OBJECTIVE — Drop the pictures from the entries below, then reproduce the rest exactly.

TASK MATERIAL —
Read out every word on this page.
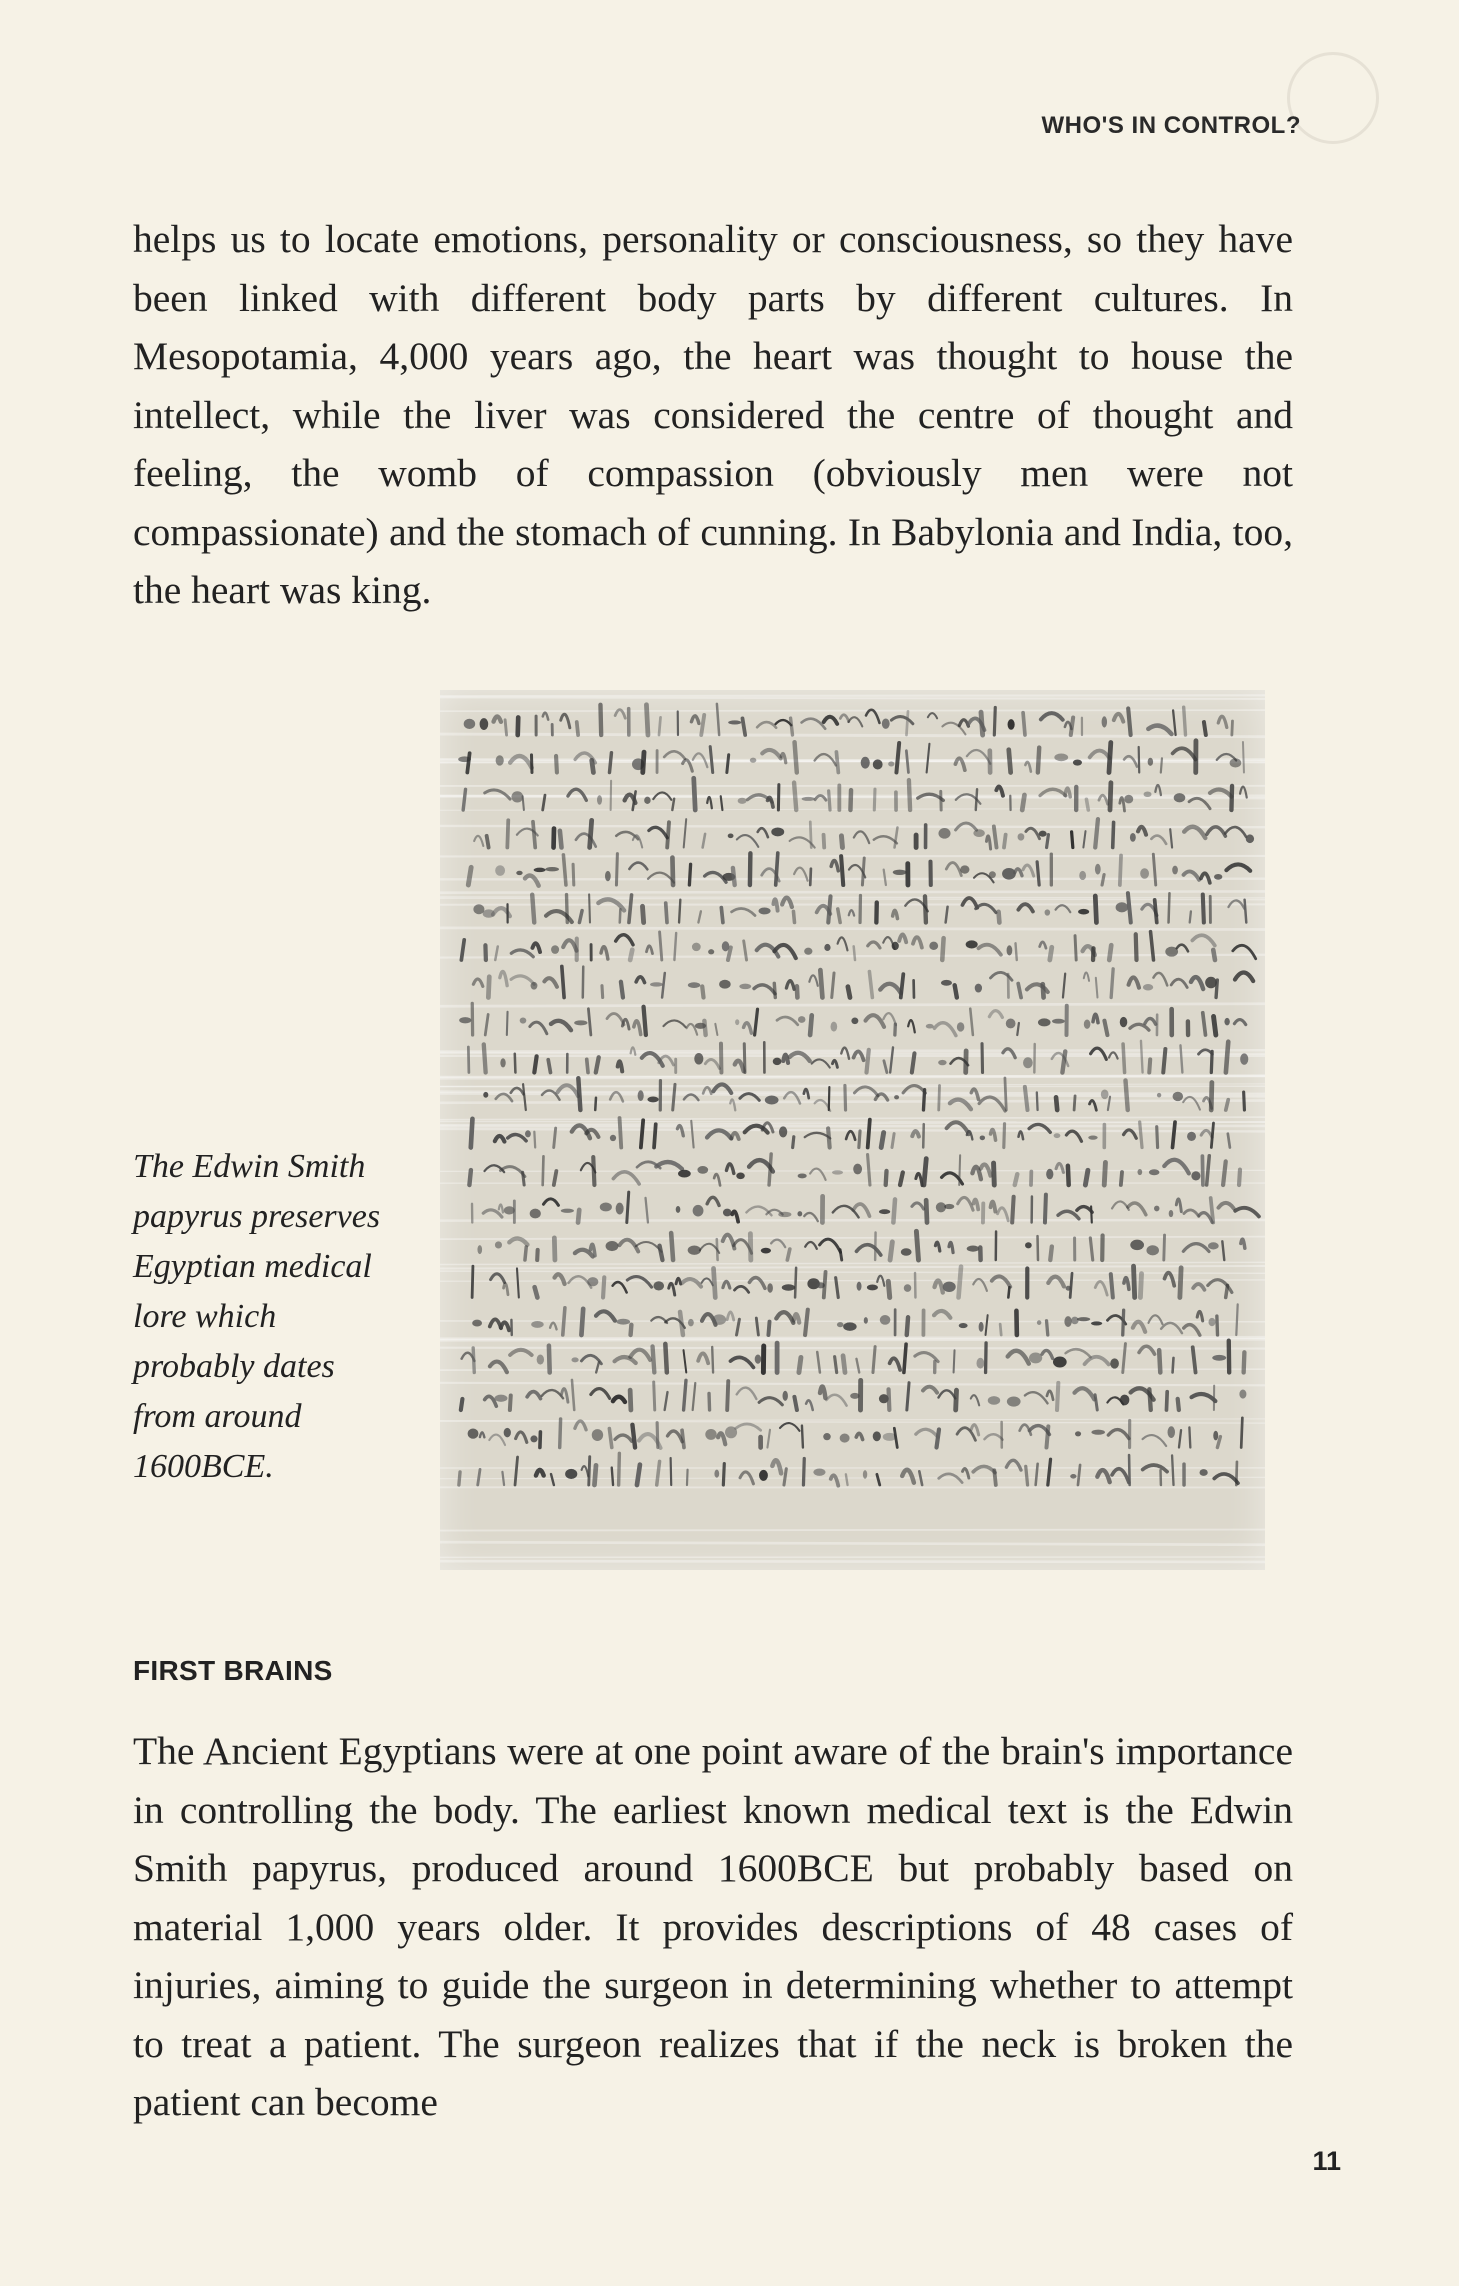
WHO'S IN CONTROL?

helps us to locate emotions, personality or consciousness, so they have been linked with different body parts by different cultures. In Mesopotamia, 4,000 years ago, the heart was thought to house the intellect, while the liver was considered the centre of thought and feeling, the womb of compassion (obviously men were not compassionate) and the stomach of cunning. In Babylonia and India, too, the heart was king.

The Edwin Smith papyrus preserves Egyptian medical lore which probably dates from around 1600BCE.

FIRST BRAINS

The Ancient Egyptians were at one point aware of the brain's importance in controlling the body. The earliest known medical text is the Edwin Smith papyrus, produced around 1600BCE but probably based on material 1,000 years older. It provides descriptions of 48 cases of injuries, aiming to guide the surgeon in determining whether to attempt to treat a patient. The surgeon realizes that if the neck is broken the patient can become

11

EXPECTED OUTPUT —
Read out every word on this page.
WHO'S IN CONTROL?

helps us to locate emotions, personality or consciousness, so they have been linked with different body parts by different cultures. In Mesopotamia, 4,000 years ago, the heart was thought to house the intellect, while the liver was considered the centre of thought and feeling, the womb of compassion (obviously men were not compassionate) and the stomach of cunning. In Babylonia and India, too, the heart was king.

The Edwin Smith papyrus preserves Egyptian medical lore which probably dates from around 1600BCE.

FIRST BRAINS

The Ancient Egyptians were at one point aware of the brain's importance in controlling the body. The earliest known medical text is the Edwin Smith papyrus, produced around 1600BCE but probably based on material 1,000 years older. It provides descriptions of 48 cases of injuries, aiming to guide the surgeon in determining whether to attempt to treat a patient. The surgeon realizes that if the neck is broken the patient can become

11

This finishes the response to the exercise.